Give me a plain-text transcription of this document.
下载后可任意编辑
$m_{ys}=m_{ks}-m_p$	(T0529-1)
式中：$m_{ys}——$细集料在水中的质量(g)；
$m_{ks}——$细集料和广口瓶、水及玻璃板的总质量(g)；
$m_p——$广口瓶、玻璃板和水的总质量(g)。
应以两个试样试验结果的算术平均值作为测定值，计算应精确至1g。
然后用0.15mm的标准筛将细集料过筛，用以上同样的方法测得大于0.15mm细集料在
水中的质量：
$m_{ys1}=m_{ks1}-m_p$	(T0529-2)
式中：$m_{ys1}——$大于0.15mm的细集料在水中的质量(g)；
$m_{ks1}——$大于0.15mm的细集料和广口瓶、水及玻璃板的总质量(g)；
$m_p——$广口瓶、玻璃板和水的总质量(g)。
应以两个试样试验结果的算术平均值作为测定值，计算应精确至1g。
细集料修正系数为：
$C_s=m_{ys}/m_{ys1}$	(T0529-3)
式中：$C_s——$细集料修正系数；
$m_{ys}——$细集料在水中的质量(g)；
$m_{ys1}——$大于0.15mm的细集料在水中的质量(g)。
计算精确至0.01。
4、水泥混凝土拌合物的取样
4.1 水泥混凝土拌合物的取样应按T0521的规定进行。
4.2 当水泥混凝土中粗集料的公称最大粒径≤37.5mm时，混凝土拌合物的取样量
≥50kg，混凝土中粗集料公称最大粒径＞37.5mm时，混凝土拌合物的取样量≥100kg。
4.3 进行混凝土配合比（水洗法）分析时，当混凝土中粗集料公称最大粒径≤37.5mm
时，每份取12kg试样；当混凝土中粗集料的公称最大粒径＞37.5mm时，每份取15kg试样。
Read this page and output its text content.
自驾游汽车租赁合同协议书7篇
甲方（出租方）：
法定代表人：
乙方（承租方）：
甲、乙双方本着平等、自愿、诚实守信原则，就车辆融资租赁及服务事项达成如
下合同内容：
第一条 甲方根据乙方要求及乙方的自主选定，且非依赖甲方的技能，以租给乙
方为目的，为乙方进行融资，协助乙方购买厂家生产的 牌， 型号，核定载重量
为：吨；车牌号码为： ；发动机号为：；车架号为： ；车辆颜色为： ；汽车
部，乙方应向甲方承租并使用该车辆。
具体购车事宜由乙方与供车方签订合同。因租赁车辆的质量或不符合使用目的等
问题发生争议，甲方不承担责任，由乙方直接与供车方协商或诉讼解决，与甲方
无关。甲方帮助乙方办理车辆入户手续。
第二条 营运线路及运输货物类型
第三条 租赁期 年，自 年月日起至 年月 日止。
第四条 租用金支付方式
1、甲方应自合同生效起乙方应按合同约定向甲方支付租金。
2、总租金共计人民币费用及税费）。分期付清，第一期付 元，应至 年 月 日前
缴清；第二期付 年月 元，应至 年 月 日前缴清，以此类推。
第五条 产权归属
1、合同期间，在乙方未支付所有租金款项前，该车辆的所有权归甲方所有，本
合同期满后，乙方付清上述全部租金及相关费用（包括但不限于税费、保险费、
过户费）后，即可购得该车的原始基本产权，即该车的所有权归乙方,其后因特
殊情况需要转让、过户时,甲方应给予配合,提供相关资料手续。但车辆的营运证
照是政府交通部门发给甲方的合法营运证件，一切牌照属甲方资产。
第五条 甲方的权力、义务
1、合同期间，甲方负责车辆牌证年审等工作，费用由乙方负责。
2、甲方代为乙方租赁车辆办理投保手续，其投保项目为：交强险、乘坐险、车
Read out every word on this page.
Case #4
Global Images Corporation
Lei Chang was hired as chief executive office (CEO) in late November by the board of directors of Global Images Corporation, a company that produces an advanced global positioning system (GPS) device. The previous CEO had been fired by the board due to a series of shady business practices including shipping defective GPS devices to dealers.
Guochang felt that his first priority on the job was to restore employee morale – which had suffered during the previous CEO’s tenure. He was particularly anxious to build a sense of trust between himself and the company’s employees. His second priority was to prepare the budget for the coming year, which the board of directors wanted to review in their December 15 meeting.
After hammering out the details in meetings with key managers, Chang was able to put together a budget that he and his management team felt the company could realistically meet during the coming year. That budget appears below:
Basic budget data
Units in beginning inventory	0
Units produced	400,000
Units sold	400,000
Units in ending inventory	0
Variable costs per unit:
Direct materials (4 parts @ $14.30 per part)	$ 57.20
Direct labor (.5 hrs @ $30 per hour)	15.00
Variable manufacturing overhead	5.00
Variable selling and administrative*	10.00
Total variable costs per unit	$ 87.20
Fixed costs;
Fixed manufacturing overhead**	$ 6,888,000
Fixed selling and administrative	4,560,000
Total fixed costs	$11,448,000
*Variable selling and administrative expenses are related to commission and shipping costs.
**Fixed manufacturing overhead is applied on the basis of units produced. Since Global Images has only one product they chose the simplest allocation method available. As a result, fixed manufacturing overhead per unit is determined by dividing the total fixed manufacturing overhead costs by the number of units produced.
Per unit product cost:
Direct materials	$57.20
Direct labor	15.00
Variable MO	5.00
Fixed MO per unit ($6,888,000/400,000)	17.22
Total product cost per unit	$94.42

PROBLEM TO WORK ON:
Identify each line in the records above containing the word "水及玻璃板的总质量"; copy those lines.

PROBLEM SOLUTION:
$m_{ks}——$细集料和广口瓶、水及玻璃板的总质量(g)；
$m_{ks1}——$大于0.15mm的细集料和广口瓶、水及玻璃板的总质量(g)；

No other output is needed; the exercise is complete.